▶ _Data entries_

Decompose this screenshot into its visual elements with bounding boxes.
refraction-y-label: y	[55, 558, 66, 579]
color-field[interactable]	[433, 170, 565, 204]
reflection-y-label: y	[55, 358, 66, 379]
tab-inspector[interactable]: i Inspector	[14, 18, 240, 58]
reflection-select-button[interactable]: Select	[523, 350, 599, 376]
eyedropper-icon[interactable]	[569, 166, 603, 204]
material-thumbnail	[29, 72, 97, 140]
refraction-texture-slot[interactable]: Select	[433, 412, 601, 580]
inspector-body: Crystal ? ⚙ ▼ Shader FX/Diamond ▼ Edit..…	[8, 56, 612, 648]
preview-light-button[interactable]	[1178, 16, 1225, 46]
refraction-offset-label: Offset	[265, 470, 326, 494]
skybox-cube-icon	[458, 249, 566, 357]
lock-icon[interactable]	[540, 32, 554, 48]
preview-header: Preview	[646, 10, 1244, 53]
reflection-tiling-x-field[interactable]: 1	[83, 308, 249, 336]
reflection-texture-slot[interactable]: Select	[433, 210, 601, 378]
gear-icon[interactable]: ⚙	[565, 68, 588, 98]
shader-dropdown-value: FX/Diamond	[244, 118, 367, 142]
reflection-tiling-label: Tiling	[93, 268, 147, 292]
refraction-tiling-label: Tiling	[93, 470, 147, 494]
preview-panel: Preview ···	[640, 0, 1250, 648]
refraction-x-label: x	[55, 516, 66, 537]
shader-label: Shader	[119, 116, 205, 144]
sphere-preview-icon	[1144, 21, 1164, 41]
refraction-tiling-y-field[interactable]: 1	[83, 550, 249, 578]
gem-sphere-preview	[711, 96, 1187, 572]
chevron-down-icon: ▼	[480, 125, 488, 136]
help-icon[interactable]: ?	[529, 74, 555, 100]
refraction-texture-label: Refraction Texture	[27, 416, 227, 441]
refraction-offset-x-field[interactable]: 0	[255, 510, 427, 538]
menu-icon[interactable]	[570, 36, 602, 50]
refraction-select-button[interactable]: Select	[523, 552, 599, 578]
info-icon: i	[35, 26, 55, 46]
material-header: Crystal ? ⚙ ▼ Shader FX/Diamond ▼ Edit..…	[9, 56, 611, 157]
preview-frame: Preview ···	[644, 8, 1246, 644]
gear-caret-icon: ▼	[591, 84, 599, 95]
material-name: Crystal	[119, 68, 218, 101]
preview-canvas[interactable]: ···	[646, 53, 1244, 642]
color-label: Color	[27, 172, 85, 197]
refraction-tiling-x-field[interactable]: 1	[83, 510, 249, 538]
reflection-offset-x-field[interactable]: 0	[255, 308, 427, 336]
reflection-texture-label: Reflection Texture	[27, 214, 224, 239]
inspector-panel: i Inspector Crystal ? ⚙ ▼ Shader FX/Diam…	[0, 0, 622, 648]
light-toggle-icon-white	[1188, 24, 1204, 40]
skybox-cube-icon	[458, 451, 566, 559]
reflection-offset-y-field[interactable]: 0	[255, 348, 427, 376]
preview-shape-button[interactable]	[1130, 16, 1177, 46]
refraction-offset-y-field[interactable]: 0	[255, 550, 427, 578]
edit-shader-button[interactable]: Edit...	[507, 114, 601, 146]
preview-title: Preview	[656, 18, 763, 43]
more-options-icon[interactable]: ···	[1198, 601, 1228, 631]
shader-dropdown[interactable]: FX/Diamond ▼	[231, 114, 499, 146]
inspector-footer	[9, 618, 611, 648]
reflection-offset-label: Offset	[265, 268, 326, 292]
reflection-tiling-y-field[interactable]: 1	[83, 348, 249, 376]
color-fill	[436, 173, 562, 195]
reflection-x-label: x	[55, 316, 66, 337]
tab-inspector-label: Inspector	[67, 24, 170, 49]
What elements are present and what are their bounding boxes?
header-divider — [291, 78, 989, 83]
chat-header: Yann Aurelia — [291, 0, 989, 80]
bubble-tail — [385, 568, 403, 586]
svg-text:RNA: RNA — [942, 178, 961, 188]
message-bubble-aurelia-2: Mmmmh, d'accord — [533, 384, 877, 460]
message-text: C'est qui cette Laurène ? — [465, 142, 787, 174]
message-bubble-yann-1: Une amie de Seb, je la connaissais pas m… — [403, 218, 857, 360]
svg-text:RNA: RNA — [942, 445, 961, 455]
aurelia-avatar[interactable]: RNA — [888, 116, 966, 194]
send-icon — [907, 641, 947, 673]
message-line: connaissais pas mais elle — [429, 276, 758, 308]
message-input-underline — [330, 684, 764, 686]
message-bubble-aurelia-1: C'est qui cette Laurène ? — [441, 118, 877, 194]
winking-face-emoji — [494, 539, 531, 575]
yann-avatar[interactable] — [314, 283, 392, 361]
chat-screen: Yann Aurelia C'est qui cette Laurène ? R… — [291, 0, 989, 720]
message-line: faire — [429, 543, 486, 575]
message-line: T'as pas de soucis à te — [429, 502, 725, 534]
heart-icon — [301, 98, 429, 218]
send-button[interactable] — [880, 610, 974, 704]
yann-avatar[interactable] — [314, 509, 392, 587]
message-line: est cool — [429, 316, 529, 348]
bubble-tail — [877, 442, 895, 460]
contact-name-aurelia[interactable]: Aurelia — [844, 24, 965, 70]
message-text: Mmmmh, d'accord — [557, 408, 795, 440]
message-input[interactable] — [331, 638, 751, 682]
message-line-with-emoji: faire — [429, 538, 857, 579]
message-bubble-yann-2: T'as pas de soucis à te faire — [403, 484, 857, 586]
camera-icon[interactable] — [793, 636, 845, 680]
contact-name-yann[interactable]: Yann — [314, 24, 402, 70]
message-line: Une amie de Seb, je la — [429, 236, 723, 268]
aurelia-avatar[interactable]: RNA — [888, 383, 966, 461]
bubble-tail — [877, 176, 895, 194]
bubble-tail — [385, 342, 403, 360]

▶ _Task description_
Print every line of the data entries above verbatim, with no changes of any kind.

▶ _Result of the task_
Decompose this screenshot into its visual elements with bounding boxes.
refraction-y-label: y	[55, 558, 66, 579]
color-field[interactable]	[433, 170, 565, 204]
reflection-y-label: y	[55, 358, 66, 379]
tab-inspector[interactable]: i Inspector	[14, 18, 240, 58]
reflection-select-button[interactable]: Select	[523, 350, 599, 376]
eyedropper-icon[interactable]	[569, 166, 603, 204]
material-thumbnail	[29, 72, 97, 140]
refraction-texture-slot[interactable]: Select	[433, 412, 601, 580]
inspector-body: Crystal ? ⚙ ▼ Shader FX/Diamond ▼ Edit..…	[8, 56, 612, 648]
preview-light-button[interactable]	[1178, 16, 1225, 46]
refraction-offset-label: Offset	[265, 470, 326, 494]
skybox-cube-icon	[458, 249, 566, 357]
lock-icon[interactable]	[540, 32, 554, 48]
preview-header: Preview	[646, 10, 1244, 53]
reflection-tiling-x-field[interactable]: 1	[83, 308, 249, 336]
reflection-texture-slot[interactable]: Select	[433, 210, 601, 378]
gear-icon[interactable]: ⚙	[565, 68, 588, 98]
shader-dropdown-value: FX/Diamond	[244, 118, 367, 142]
reflection-tiling-label: Tiling	[93, 268, 147, 292]
refraction-tiling-label: Tiling	[93, 470, 147, 494]
preview-panel: Preview ···	[640, 0, 1250, 648]
refraction-x-label: x	[55, 516, 66, 537]
shader-label: Shader	[119, 116, 205, 144]
sphere-preview-icon	[1144, 21, 1164, 41]
refraction-tiling-y-field[interactable]: 1	[83, 550, 249, 578]
gem-sphere-preview	[711, 96, 1187, 572]
chevron-down-icon: ▼	[480, 125, 488, 136]
help-icon[interactable]: ?	[529, 74, 555, 100]
refraction-texture-label: Refraction Texture	[27, 416, 227, 441]
refraction-offset-x-field[interactable]: 0	[255, 510, 427, 538]
menu-icon[interactable]	[570, 36, 602, 50]
refraction-select-button[interactable]: Select	[523, 552, 599, 578]
info-icon: i	[35, 26, 55, 46]
material-header: Crystal ? ⚙ ▼ Shader FX/Diamond ▼ Edit..…	[9, 56, 611, 157]
preview-frame: Preview ···	[644, 8, 1246, 644]
gear-caret-icon: ▼	[591, 84, 599, 95]
material-name: Crystal	[119, 68, 218, 101]
preview-canvas[interactable]: ···	[646, 53, 1244, 642]
color-label: Color	[27, 172, 85, 197]
refraction-tiling-x-field[interactable]: 1	[83, 510, 249, 538]
reflection-offset-x-field[interactable]: 0	[255, 308, 427, 336]
reflection-texture-label: Reflection Texture	[27, 214, 224, 239]
inspector-panel: i Inspector Crystal ? ⚙ ▼ Shader FX/Diam…	[0, 0, 622, 648]
light-toggle-icon-white	[1188, 24, 1204, 40]
skybox-cube-icon	[458, 451, 566, 559]
reflection-offset-y-field[interactable]: 0	[255, 348, 427, 376]
preview-shape-button[interactable]	[1130, 16, 1177, 46]
refraction-offset-y-field[interactable]: 0	[255, 550, 427, 578]
edit-shader-button[interactable]: Edit...	[507, 114, 601, 146]
preview-title: Preview	[656, 18, 763, 43]
more-options-icon[interactable]: ···	[1198, 601, 1228, 631]
shader-dropdown[interactable]: FX/Diamond ▼	[231, 114, 499, 146]
inspector-footer	[9, 618, 611, 648]
reflection-offset-label: Offset	[265, 268, 326, 292]
reflection-tiling-y-field[interactable]: 1	[83, 348, 249, 376]
color-fill	[436, 173, 562, 195]
reflection-x-label: x	[55, 316, 66, 337]
tab-inspector-label: Inspector	[67, 24, 170, 49]
What elements are present and what are their bounding boxes?
header-divider — [291, 78, 989, 83]
chat-header: Yann Aurelia — [291, 0, 989, 80]
bubble-tail — [385, 568, 403, 586]
svg-text:RNA: RNA — [942, 178, 961, 188]
message-bubble-aurelia-2: Mmmmh, d'accord — [533, 384, 877, 460]
message-text: C'est qui cette Laurène ? — [465, 142, 787, 174]
message-bubble-yann-1: Une amie de Seb, je la connaissais pas m… — [403, 218, 857, 360]
svg-text:RNA: RNA — [942, 445, 961, 455]
aurelia-avatar[interactable]: RNA — [888, 116, 966, 194]
send-icon — [907, 641, 947, 673]
message-line: connaissais pas mais elle — [429, 276, 758, 308]
message-input-underline — [330, 684, 764, 686]
message-bubble-aurelia-1: C'est qui cette Laurène ? — [441, 118, 877, 194]
winking-face-emoji — [494, 539, 531, 575]
yann-avatar[interactable] — [314, 283, 392, 361]
chat-screen: Yann Aurelia C'est qui cette Laurène ? R… — [291, 0, 989, 720]
message-line: faire — [429, 543, 486, 575]
message-line: T'as pas de soucis à te — [429, 502, 725, 534]
heart-icon — [301, 98, 429, 218]
send-button[interactable] — [880, 610, 974, 704]
yann-avatar[interactable] — [314, 509, 392, 587]
message-line: est cool — [429, 316, 529, 348]
bubble-tail — [877, 442, 895, 460]
contact-name-aurelia[interactable]: Aurelia — [844, 24, 965, 70]
message-text: Mmmmh, d'accord — [557, 408, 795, 440]
message-input[interactable] — [331, 638, 751, 682]
message-line-with-emoji: faire — [429, 538, 857, 579]
message-bubble-yann-2: T'as pas de soucis à te faire — [403, 484, 857, 586]
camera-icon[interactable] — [793, 636, 845, 680]
contact-name-yann[interactable]: Yann — [314, 24, 402, 70]
message-line: Une amie de Seb, je la — [429, 236, 723, 268]
aurelia-avatar[interactable]: RNA — [888, 383, 966, 461]
bubble-tail — [877, 176, 895, 194]
bubble-tail — [385, 342, 403, 360]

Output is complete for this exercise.